= THE TASK =
Return each line holding the string "Computer".

= PROVIDED DATA =
******************************

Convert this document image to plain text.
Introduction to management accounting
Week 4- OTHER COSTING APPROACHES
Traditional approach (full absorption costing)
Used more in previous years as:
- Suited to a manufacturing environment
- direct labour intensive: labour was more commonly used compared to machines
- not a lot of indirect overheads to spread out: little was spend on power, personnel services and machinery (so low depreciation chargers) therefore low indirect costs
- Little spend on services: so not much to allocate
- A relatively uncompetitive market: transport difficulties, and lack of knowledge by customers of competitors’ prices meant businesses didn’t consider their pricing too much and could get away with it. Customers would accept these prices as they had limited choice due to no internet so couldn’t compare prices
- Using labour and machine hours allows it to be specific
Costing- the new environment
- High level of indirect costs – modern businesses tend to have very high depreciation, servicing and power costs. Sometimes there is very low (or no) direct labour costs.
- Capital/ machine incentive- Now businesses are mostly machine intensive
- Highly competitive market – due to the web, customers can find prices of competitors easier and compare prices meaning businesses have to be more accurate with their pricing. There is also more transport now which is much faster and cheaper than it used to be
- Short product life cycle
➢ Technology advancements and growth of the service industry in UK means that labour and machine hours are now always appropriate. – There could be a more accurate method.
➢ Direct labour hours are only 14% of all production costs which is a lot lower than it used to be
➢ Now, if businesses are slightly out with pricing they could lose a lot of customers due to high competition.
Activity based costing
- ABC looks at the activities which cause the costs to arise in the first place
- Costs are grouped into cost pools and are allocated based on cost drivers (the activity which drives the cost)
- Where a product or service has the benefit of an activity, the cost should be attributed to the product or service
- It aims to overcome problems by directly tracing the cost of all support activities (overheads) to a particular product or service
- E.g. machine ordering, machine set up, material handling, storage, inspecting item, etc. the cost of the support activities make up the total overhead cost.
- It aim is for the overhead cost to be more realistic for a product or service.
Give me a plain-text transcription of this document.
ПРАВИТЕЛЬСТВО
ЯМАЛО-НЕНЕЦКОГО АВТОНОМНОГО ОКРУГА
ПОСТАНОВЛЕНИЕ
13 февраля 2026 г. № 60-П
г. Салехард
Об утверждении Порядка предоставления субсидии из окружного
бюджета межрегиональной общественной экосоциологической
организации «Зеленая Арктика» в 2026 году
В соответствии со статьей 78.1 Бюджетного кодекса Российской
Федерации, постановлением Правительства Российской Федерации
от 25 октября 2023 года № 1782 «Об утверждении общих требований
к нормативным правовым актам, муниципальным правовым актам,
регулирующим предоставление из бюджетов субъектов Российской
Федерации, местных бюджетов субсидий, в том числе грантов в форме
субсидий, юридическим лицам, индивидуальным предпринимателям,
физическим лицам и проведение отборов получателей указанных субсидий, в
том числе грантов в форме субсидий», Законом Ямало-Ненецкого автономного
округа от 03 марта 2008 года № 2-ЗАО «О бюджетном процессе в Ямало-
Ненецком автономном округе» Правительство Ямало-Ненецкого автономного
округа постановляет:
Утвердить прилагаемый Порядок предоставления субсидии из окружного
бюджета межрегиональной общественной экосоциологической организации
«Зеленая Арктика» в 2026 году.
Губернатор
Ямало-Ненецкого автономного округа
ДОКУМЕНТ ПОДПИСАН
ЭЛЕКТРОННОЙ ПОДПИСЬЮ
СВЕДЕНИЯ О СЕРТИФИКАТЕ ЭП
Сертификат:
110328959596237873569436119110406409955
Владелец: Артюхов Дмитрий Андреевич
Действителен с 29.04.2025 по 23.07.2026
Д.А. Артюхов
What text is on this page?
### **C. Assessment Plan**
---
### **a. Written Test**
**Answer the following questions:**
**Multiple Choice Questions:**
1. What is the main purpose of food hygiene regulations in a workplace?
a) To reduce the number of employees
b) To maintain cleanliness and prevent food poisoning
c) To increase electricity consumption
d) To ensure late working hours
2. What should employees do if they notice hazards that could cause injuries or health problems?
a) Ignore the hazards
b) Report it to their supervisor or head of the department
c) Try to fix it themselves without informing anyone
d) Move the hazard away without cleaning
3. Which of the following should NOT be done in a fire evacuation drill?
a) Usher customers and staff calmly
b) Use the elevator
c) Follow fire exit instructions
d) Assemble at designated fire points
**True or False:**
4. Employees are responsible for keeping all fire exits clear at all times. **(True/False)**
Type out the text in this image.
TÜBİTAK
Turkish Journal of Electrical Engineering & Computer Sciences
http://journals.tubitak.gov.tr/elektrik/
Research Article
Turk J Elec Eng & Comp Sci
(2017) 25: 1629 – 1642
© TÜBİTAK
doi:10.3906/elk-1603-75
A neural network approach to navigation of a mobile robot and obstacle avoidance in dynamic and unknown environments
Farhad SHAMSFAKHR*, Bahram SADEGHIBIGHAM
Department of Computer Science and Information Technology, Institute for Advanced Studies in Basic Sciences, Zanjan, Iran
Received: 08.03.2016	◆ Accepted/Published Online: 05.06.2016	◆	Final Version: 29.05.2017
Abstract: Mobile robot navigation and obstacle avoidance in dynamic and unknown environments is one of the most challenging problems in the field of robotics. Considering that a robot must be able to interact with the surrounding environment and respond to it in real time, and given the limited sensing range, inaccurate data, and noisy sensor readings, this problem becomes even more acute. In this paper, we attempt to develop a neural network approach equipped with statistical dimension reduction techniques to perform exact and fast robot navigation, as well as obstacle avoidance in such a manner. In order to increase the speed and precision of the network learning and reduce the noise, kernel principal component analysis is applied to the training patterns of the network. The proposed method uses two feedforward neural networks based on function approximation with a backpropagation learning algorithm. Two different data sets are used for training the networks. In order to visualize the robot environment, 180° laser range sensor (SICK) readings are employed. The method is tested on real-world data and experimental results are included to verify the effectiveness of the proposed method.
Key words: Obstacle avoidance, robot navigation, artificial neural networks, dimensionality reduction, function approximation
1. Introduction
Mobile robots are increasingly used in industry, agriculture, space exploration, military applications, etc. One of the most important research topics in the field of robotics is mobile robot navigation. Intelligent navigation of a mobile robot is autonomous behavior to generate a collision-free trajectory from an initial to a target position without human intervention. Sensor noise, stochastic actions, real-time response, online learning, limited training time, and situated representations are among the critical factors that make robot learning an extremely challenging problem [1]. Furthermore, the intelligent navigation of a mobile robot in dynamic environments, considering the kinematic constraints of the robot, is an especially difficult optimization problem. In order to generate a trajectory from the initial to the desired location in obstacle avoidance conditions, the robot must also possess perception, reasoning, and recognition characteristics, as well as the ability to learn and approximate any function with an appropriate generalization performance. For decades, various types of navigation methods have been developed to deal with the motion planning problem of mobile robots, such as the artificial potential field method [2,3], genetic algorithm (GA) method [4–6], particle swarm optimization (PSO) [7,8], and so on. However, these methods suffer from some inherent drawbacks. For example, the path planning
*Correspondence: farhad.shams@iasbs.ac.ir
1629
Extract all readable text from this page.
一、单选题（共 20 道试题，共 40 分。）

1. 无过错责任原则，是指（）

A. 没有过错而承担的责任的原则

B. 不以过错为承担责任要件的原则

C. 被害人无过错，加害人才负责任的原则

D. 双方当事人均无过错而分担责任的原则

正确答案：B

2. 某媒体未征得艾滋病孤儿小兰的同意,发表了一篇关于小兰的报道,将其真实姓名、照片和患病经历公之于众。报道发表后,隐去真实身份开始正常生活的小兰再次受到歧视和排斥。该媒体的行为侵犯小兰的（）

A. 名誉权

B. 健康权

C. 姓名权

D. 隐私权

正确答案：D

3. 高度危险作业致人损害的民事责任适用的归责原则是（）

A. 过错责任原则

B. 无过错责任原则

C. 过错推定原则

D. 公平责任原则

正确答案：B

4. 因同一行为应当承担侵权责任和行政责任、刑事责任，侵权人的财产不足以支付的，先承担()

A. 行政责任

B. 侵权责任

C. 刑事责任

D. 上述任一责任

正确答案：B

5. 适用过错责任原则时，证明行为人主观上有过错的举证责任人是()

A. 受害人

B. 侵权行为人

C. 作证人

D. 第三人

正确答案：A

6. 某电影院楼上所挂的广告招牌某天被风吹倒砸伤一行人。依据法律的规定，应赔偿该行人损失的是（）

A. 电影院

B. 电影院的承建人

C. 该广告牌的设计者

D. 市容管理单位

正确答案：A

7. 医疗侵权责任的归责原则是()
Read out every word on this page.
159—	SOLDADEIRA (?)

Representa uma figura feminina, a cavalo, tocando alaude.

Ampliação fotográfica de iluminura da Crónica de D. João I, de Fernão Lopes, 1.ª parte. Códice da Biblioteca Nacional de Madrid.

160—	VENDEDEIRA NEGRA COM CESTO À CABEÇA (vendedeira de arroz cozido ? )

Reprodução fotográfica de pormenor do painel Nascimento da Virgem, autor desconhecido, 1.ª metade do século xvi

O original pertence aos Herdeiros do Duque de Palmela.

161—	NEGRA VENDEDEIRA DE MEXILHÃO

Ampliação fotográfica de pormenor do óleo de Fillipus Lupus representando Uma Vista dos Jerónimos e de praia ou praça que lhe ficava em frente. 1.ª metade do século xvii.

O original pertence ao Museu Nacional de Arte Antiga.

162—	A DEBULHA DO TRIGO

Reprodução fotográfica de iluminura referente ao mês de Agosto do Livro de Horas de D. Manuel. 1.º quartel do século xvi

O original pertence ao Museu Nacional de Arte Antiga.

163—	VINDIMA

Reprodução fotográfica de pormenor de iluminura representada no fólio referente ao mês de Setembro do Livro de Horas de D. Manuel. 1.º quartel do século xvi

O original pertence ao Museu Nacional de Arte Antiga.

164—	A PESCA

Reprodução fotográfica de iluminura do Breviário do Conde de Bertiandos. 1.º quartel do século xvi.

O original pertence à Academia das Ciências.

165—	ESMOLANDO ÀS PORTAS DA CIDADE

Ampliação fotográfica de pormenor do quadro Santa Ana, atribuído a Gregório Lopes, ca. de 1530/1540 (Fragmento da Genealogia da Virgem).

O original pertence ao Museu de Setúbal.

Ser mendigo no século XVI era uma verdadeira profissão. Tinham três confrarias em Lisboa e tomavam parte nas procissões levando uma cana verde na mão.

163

******************************

= COMPLETE RESPONSE =
Turkish Journal of Electrical Engineering & Computer Sciences
Department of Computer Science and Information Technology, Institute for Advanced Studies in Basic Sciences, Zanjan, Iran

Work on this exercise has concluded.